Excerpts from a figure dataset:
○ ○ ○ ○ ○

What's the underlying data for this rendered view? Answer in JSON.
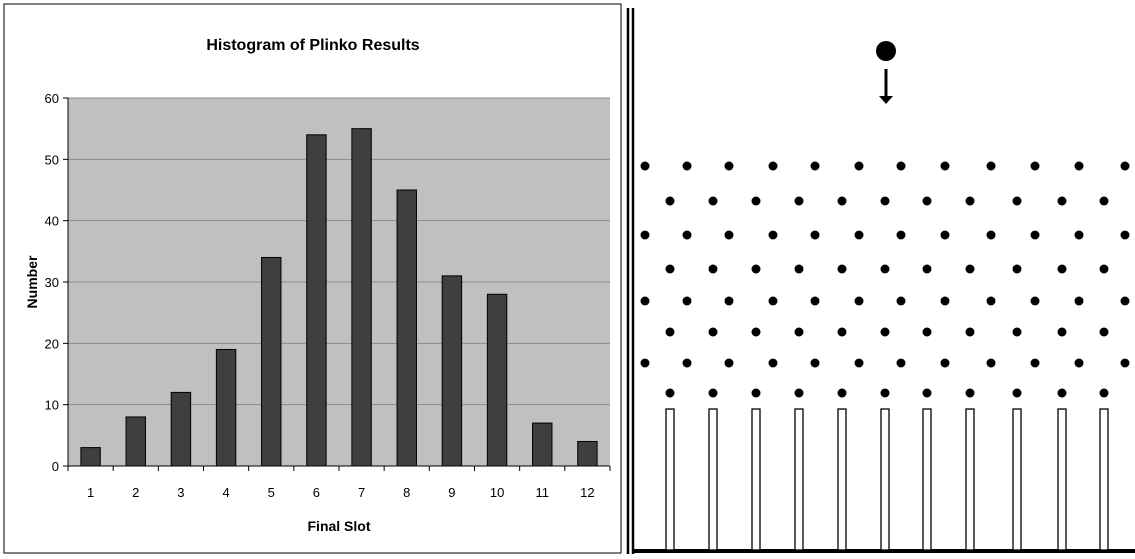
{
  "chart_data": {
    "type": "bar",
    "title": "Histogram of Plinko Results",
    "xlabel": "Final Slot",
    "ylabel": "Number",
    "categories": [
      "1",
      "2",
      "3",
      "4",
      "5",
      "6",
      "7",
      "8",
      "9",
      "10",
      "11",
      "12"
    ],
    "values": [
      3,
      8,
      12,
      19,
      34,
      54,
      55,
      45,
      31,
      28,
      7,
      4
    ],
    "ylim": [
      0,
      60
    ],
    "yticks": [
      0,
      10,
      20,
      30,
      40,
      50,
      60
    ],
    "grid": true,
    "colors": {
      "bar": "#3f3f3f",
      "plot_background": "#c0c0c0",
      "gridline": "#8c8c8c"
    }
  },
  "plinko_board": {
    "peg_rows": 8,
    "slot_dividers": 11,
    "colors": {
      "peg": "#000000",
      "ball": "#000000",
      "divider_fill": "#ffffff"
    },
    "icons": {
      "ball": "ball-icon",
      "drop_arrow": "arrow-down-icon"
    }
  }
}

○ ○ ○ ○ ○

Write every entry out again exactly, dropping the pictures.

→ **EXERCISE ANSWER**:
What's the underlying data for this rendered view? Answer in JSON.
{
  "chart_data": {
    "type": "bar",
    "title": "Histogram of Plinko Results",
    "xlabel": "Final Slot",
    "ylabel": "Number",
    "categories": [
      "1",
      "2",
      "3",
      "4",
      "5",
      "6",
      "7",
      "8",
      "9",
      "10",
      "11",
      "12"
    ],
    "values": [
      3,
      8,
      12,
      19,
      34,
      54,
      55,
      45,
      31,
      28,
      7,
      4
    ],
    "ylim": [
      0,
      60
    ],
    "yticks": [
      0,
      10,
      20,
      30,
      40,
      50,
      60
    ],
    "grid": true,
    "colors": {
      "bar": "#3f3f3f",
      "plot_background": "#c0c0c0",
      "gridline": "#8c8c8c"
    }
  },
  "plinko_board": {
    "peg_rows": 8,
    "slot_dividers": 11,
    "colors": {
      "peg": "#000000",
      "ball": "#000000",
      "divider_fill": "#ffffff"
    },
    "icons": {
      "ball": "ball-icon",
      "drop_arrow": "arrow-down-icon"
    }
  }
}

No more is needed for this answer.